• Stated goal: Output each entry below as it stands, leaving out every picture.

··········

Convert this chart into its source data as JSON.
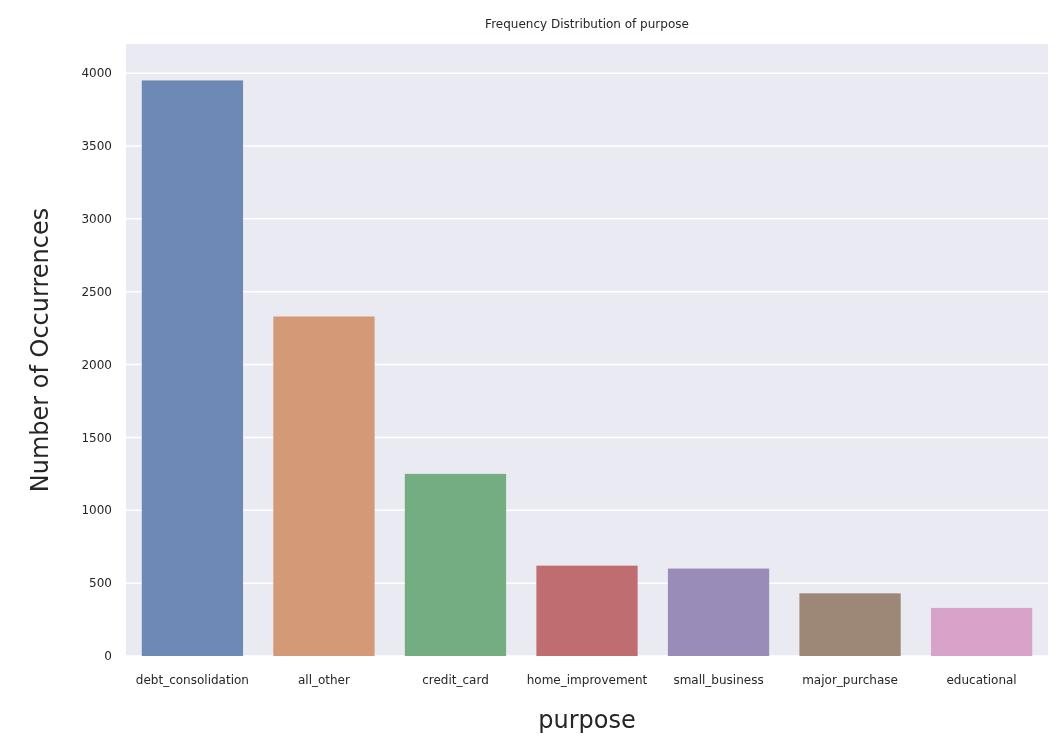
{
  "chart_data": {
    "type": "bar",
    "title": "Frequency Distribution of purpose",
    "xlabel": "purpose",
    "ylabel": "Number of Occurrences",
    "categories": [
      "debt_consolidation",
      "all_other",
      "credit_card",
      "home_improvement",
      "small_business",
      "major_purchase",
      "educational"
    ],
    "values": [
      3950,
      2330,
      1250,
      620,
      600,
      430,
      330
    ],
    "colors": [
      "#6f89b6",
      "#d49a78",
      "#75ad82",
      "#c06d72",
      "#9a8cb8",
      "#9d8877",
      "#d9a2c8"
    ],
    "ylim": [
      0,
      4200
    ],
    "yticks": [
      0,
      500,
      1000,
      1500,
      2000,
      2500,
      3000,
      3500,
      4000
    ],
    "grid": "y"
  }
}
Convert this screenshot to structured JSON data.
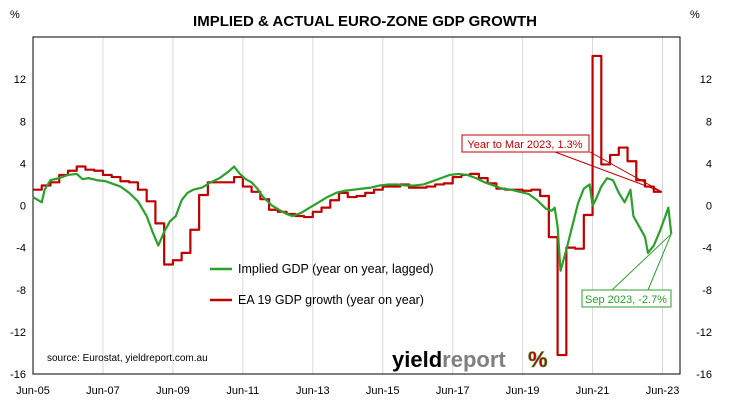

··········

• Reply to the task:
Convert this chart into its source data as JSON.
{
  "chart_data": {
    "type": "bar",
    "title": "Frequency Distribution of purpose",
    "xlabel": "purpose",
    "ylabel": "Number of Occurrences",
    "categories": [
      "debt_consolidation",
      "all_other",
      "credit_card",
      "home_improvement",
      "small_business",
      "major_purchase",
      "educational"
    ],
    "values": [
      3950,
      2330,
      1250,
      620,
      600,
      430,
      330
    ],
    "colors": [
      "#6f89b6",
      "#d49a78",
      "#75ad82",
      "#c06d72",
      "#9a8cb8",
      "#9d8877",
      "#d9a2c8"
    ],
    "ylim": [
      0,
      4200
    ],
    "yticks": [
      0,
      500,
      1000,
      1500,
      2000,
      2500,
      3000,
      3500,
      4000
    ],
    "grid": "y"
  }
}
Convert this screenshot to structured JSON data.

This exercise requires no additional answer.